## Available records
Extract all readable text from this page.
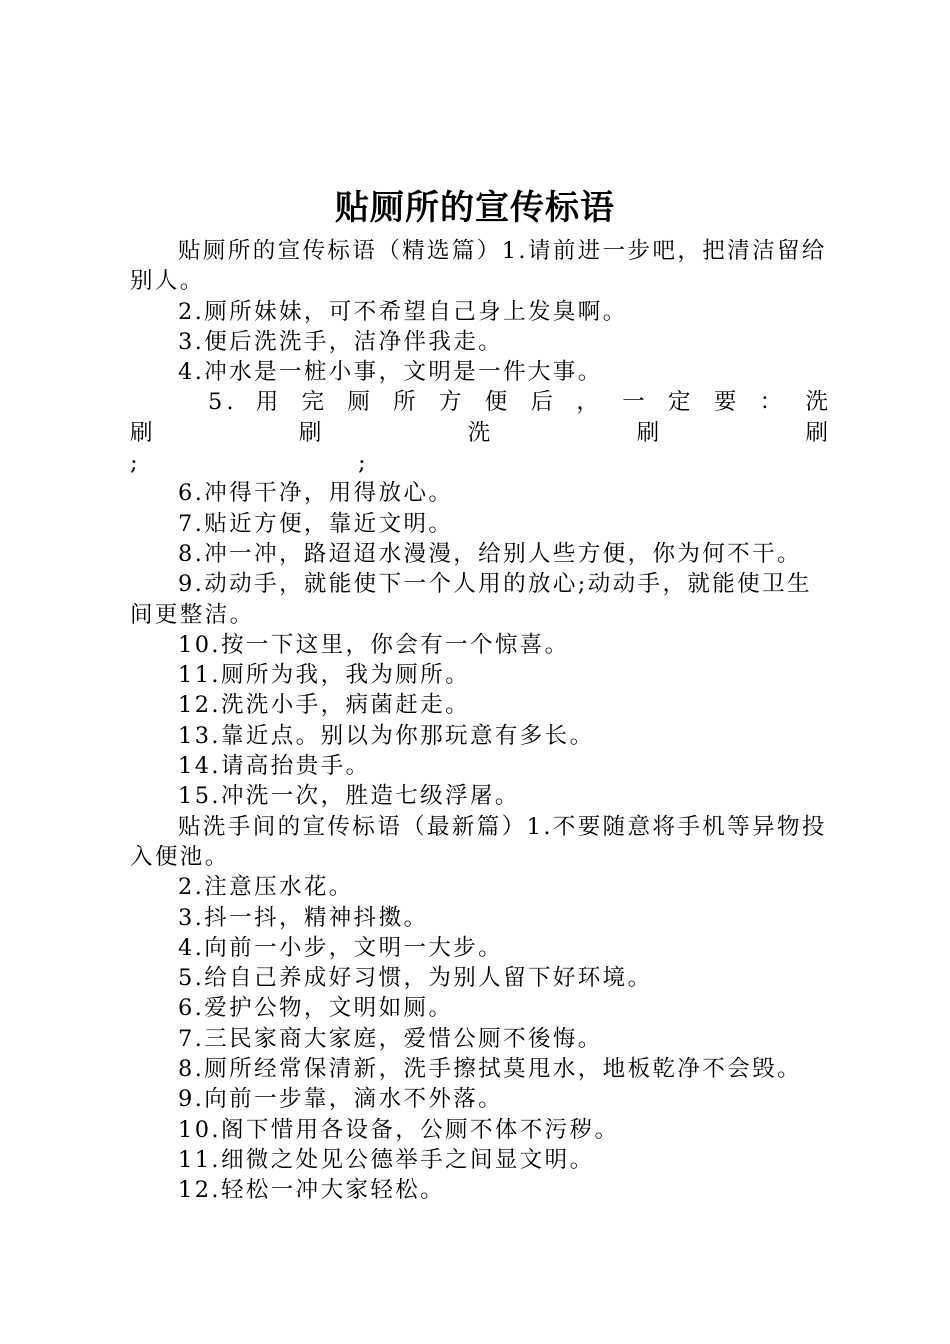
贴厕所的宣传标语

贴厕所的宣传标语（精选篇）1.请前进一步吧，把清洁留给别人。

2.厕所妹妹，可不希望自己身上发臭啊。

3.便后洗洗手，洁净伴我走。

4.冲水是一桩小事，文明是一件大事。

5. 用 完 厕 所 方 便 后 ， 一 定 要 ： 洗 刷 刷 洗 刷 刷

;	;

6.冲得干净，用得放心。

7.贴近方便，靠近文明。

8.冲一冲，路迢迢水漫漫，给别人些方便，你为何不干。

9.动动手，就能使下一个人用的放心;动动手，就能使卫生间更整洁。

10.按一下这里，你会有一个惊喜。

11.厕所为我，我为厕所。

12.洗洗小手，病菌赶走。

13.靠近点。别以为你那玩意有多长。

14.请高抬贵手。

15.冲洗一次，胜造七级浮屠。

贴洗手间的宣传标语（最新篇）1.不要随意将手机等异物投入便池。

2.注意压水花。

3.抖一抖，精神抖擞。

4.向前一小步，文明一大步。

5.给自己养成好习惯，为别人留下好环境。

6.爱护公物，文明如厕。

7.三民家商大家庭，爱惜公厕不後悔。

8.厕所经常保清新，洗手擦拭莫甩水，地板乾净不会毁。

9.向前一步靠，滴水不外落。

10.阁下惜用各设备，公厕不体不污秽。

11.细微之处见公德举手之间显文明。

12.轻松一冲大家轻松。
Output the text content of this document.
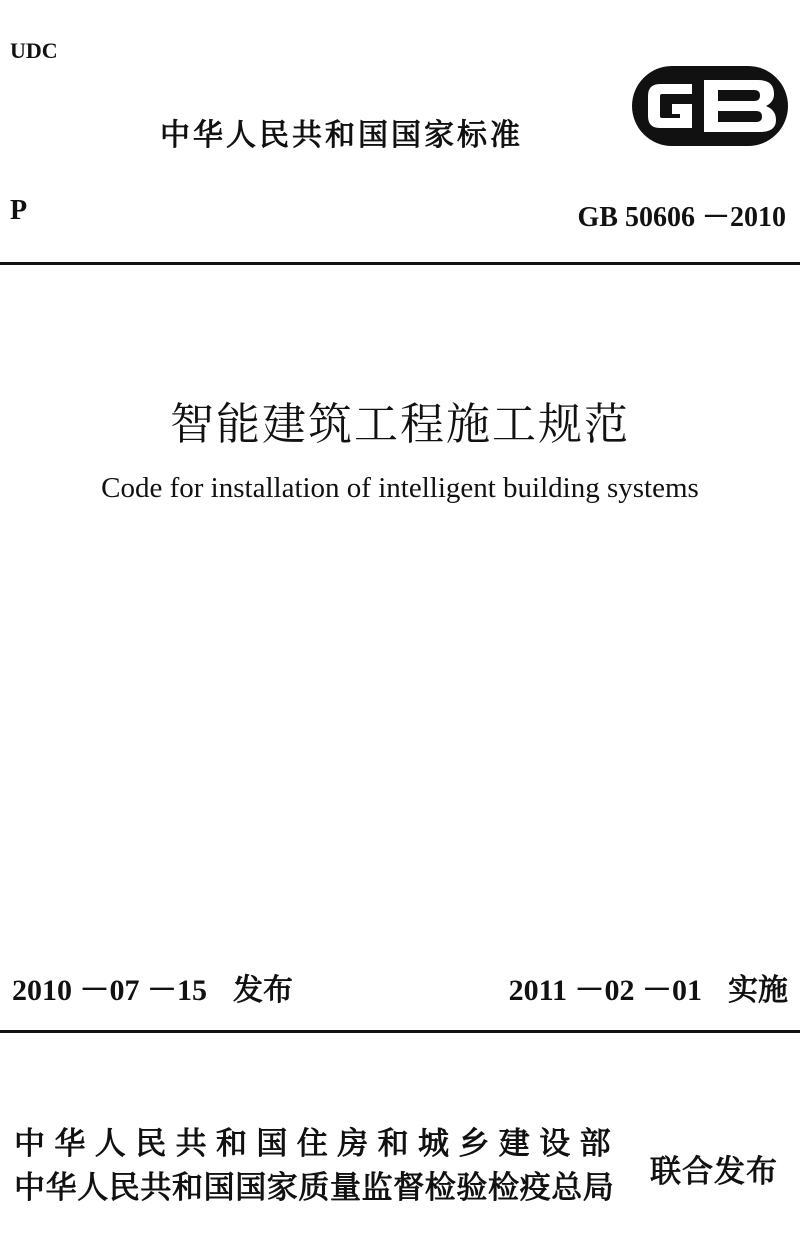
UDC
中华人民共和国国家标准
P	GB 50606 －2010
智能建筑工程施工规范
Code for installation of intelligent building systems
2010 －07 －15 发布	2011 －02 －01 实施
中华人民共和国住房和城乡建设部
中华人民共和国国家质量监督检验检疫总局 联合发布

## What the task asks
Transcribe the whole listing exactly. Pictures are excluded.

## Right answer
Extract all readable text from this page.
贴厕所的宣传标语

贴厕所的宣传标语（精选篇）1.请前进一步吧，把清洁留给别人。

2.厕所妹妹，可不希望自己身上发臭啊。

3.便后洗洗手，洁净伴我走。

4.冲水是一桩小事，文明是一件大事。

5. 用 完 厕 所 方 便 后 ， 一 定 要 ： 洗 刷 刷 洗 刷 刷

;	;

6.冲得干净，用得放心。

7.贴近方便，靠近文明。

8.冲一冲，路迢迢水漫漫，给别人些方便，你为何不干。

9.动动手，就能使下一个人用的放心;动动手，就能使卫生间更整洁。

10.按一下这里，你会有一个惊喜。

11.厕所为我，我为厕所。

12.洗洗小手，病菌赶走。

13.靠近点。别以为你那玩意有多长。

14.请高抬贵手。

15.冲洗一次，胜造七级浮屠。

贴洗手间的宣传标语（最新篇）1.不要随意将手机等异物投入便池。

2.注意压水花。

3.抖一抖，精神抖擞。

4.向前一小步，文明一大步。

5.给自己养成好习惯，为别人留下好环境。

6.爱护公物，文明如厕。

7.三民家商大家庭，爱惜公厕不後悔。

8.厕所经常保清新，洗手擦拭莫甩水，地板乾净不会毁。

9.向前一步靠，滴水不外落。

10.阁下惜用各设备，公厕不体不污秽。

11.细微之处见公德举手之间显文明。

12.轻松一冲大家轻松。
Output the text content of this document.
UDC
中华人民共和国国家标准
P	GB 50606 －2010
智能建筑工程施工规范
Code for installation of intelligent building systems
2010 －07 －15 发布	2011 －02 －01 实施
中华人民共和国住房和城乡建设部
中华人民共和国国家质量监督检验检疫总局 联合发布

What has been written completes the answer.